*OBJECTIVE*
Transcribe the records below exactly, leaving out any pictures.
★ ★ ★ ★
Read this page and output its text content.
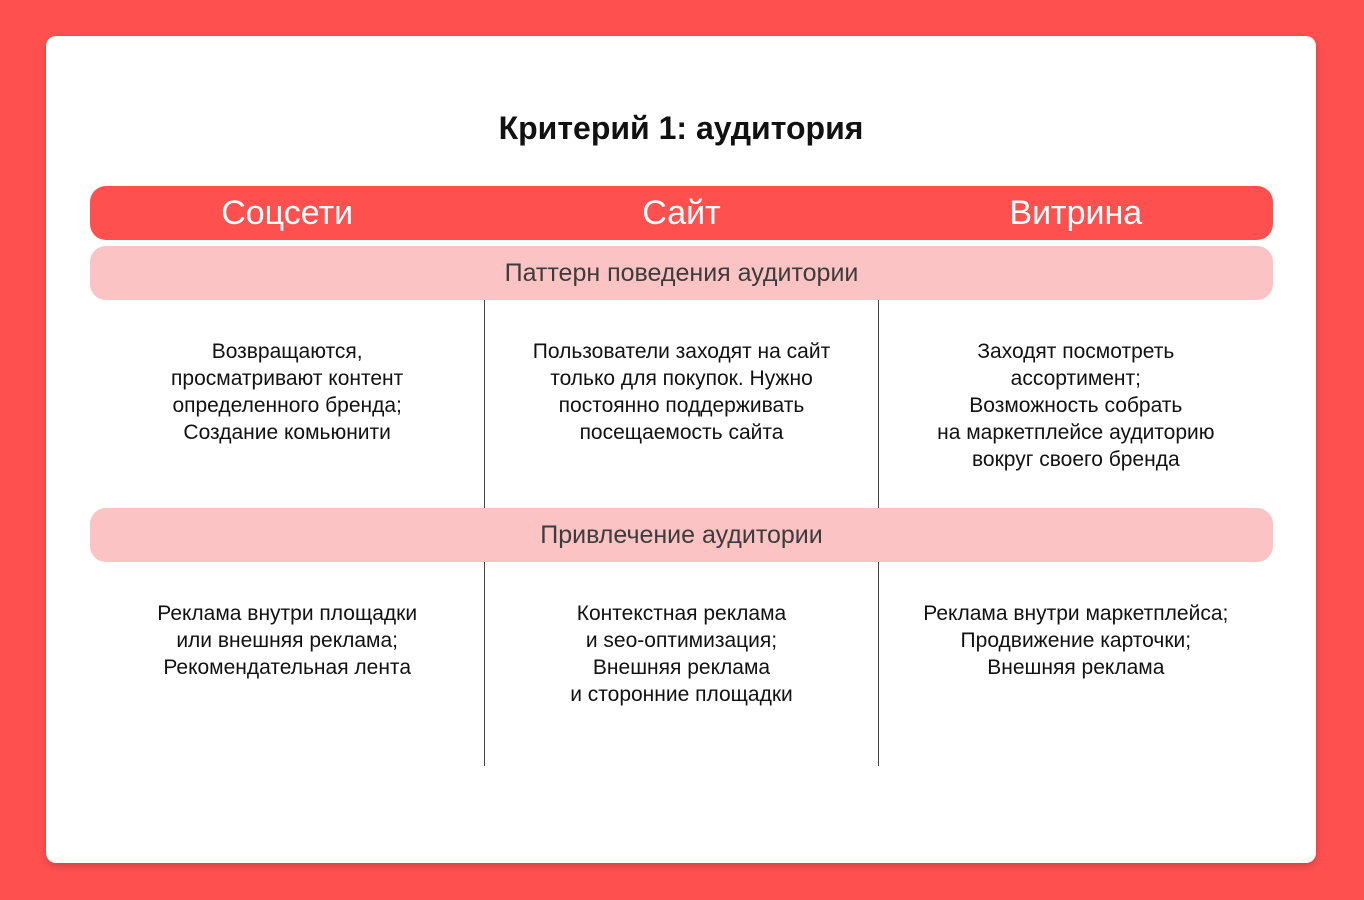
Критерий 1: аудитория
Соцсети	Сайт	Витрина
Паттерн поведения аудитории
Возвращаются,
просматривают контент
определенного бренда;
Создание комьюнити
Пользователи заходят на сайт
только для покупок. Нужно
постоянно поддерживать
посещаемость сайта
Заходят посмотреть
ассортимент;
Возможность собрать
на маркетплейсе аудиторию
вокруг своего бренда
Привлечение аудитории
Реклама внутри площадки
или внешняя реклама;
Рекомендательная лента
Контекстная реклама
и seo-оптимизация;
Внешняя реклама
и сторонние площадки
Реклама внутри маркетплейса;
Продвижение карточки;
Внешняя реклама
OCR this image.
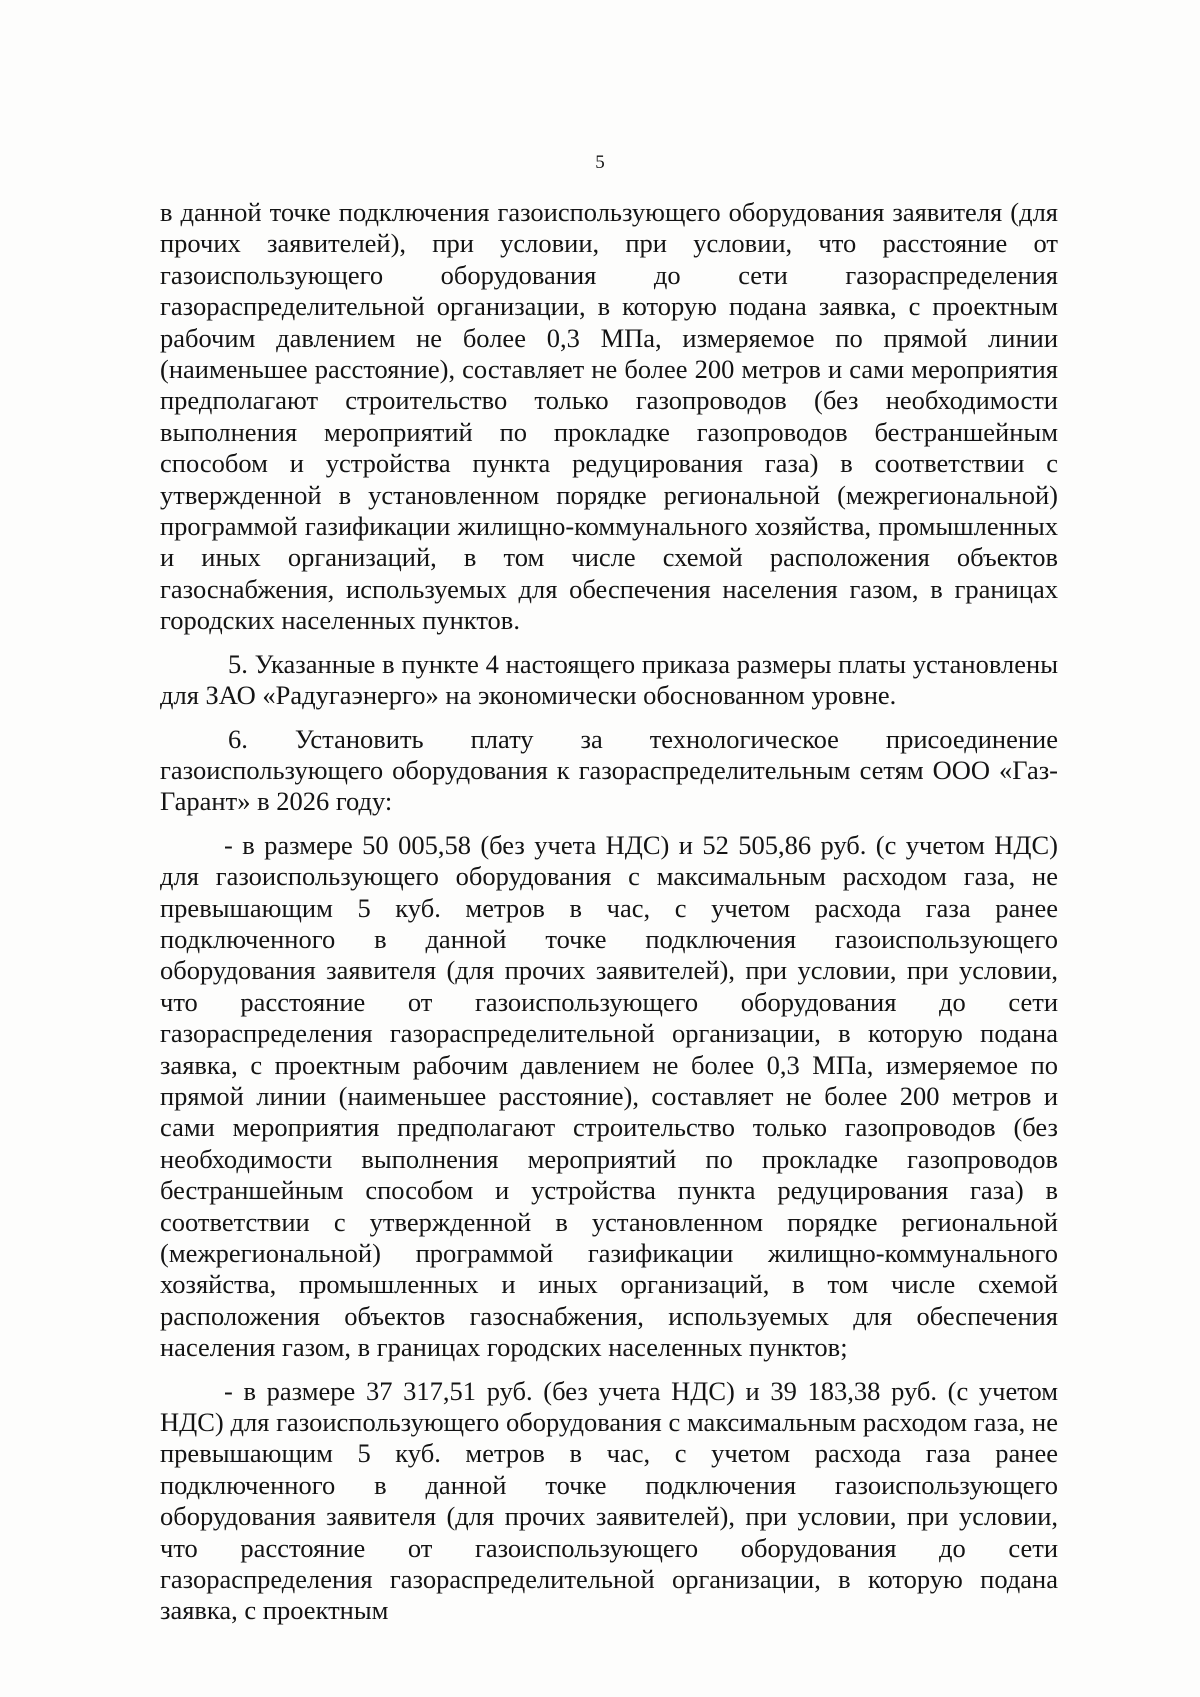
5

в данной точке подключения газоиспользующего оборудования заявителя (для прочих заявителей), при условии, при условии, что расстояние от газоиспользующего оборудования до сети газораспределения газораспределительной организации, в которую подана заявка, с проектным рабочим давлением не более 0,3 МПа, измеряемое по прямой линии (наименьшее расстояние), составляет не более 200 метров и сами мероприятия предполагают строительство только газопроводов (без необходимости выполнения мероприятий по прокладке газопроводов бестраншейным способом и устройства пункта редуцирования газа) в соответствии с утвержденной в установленном порядке региональной (межрегиональной) программой газификации жилищно-коммунального хозяйства, промышленных и иных организаций, в том числе схемой расположения объектов газоснабжения, используемых для обеспечения населения газом, в границах городских населенных пунктов.

5. Указанные в пункте 4 настоящего приказа размеры платы установлены для ЗАО «Радугаэнерго» на экономически обоснованном уровне.

6. Установить плату за технологическое присоединение газоиспользующего оборудования к газораспределительным сетям ООО «Газ-Гарант» в 2026 году:

- в размере 50 005,58 (без учета НДС) и 52 505,86 руб. (с учетом НДС) для газоиспользующего оборудования с максимальным расходом газа, не превышающим 5 куб. метров в час, с учетом расхода газа ранее подключенного в данной точке подключения газоиспользующего оборудования заявителя (для прочих заявителей), при условии, при условии, что расстояние от газоиспользующего оборудования до сети газораспределения газораспределительной организации, в которую подана заявка, с проектным рабочим давлением не более 0,3 МПа, измеряемое по прямой линии (наименьшее расстояние), составляет не более 200 метров и сами мероприятия предполагают строительство только газопроводов (без необходимости выполнения мероприятий по прокладке газопроводов бестраншейным способом и устройства пункта редуцирования газа) в соответствии с утвержденной в установленном порядке региональной (межрегиональной) программой газификации жилищно-коммунального хозяйства, промышленных и иных организаций, в том числе схемой расположения объектов газоснабжения, используемых для обеспечения населения газом, в границах городских населенных пунктов;

- в размере 37 317,51 руб. (без учета НДС) и 39 183,38 руб. (с учетом НДС) для газоиспользующего оборудования с максимальным расходом газа, не превышающим 5 куб. метров в час, с учетом расхода газа ранее подключенного в данной точке подключения газоиспользующего оборудования заявителя (для прочих заявителей), при условии, при условии, что расстояние от газоиспользующего оборудования до сети газораспределения газораспределительной организации, в которую подана заявка, с проектным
★ ★ ★ ★
*TASK RESULT*
Read this page and output its text content.
Критерий 1: аудитория
Соцсети	Сайт	Витрина
Паттерн поведения аудитории
Возвращаются,
просматривают контент
определенного бренда;
Создание комьюнити
Пользователи заходят на сайт
только для покупок. Нужно
постоянно поддерживать
посещаемость сайта
Заходят посмотреть
ассортимент;
Возможность собрать
на маркетплейсе аудиторию
вокруг своего бренда
Привлечение аудитории
Реклама внутри площадки
или внешняя реклама;
Рекомендательная лента
Контекстная реклама
и seo-оптимизация;
Внешняя реклама
и сторонние площадки
Реклама внутри маркетплейса;
Продвижение карточки;
Внешняя реклама
OCR this image.
5

в данной точке подключения газоиспользующего оборудования заявителя (для прочих заявителей), при условии, при условии, что расстояние от газоиспользующего оборудования до сети газораспределения газораспределительной организации, в которую подана заявка, с проектным рабочим давлением не более 0,3 МПа, измеряемое по прямой линии (наименьшее расстояние), составляет не более 200 метров и сами мероприятия предполагают строительство только газопроводов (без необходимости выполнения мероприятий по прокладке газопроводов бестраншейным способом и устройства пункта редуцирования газа) в соответствии с утвержденной в установленном порядке региональной (межрегиональной) программой газификации жилищно-коммунального хозяйства, промышленных и иных организаций, в том числе схемой расположения объектов газоснабжения, используемых для обеспечения населения газом, в границах городских населенных пунктов.

5. Указанные в пункте 4 настоящего приказа размеры платы установлены для ЗАО «Радугаэнерго» на экономически обоснованном уровне.

6. Установить плату за технологическое присоединение газоиспользующего оборудования к газораспределительным сетям ООО «Газ-Гарант» в 2026 году:

- в размере 50 005,58 (без учета НДС) и 52 505,86 руб. (с учетом НДС) для газоиспользующего оборудования с максимальным расходом газа, не превышающим 5 куб. метров в час, с учетом расхода газа ранее подключенного в данной точке подключения газоиспользующего оборудования заявителя (для прочих заявителей), при условии, при условии, что расстояние от газоиспользующего оборудования до сети газораспределения газораспределительной организации, в которую подана заявка, с проектным рабочим давлением не более 0,3 МПа, измеряемое по прямой линии (наименьшее расстояние), составляет не более 200 метров и сами мероприятия предполагают строительство только газопроводов (без необходимости выполнения мероприятий по прокладке газопроводов бестраншейным способом и устройства пункта редуцирования газа) в соответствии с утвержденной в установленном порядке региональной (межрегиональной) программой газификации жилищно-коммунального хозяйства, промышленных и иных организаций, в том числе схемой расположения объектов газоснабжения, используемых для обеспечения населения газом, в границах городских населенных пунктов;

- в размере 37 317,51 руб. (без учета НДС) и 39 183,38 руб. (с учетом НДС) для газоиспользующего оборудования с максимальным расходом газа, не превышающим 5 куб. метров в час, с учетом расхода газа ранее подключенного в данной точке подключения газоиспользующего оборудования заявителя (для прочих заявителей), при условии, при условии, что расстояние от газоиспользующего оборудования до сети газораспределения газораспределительной организации, в которую подана заявка, с проектным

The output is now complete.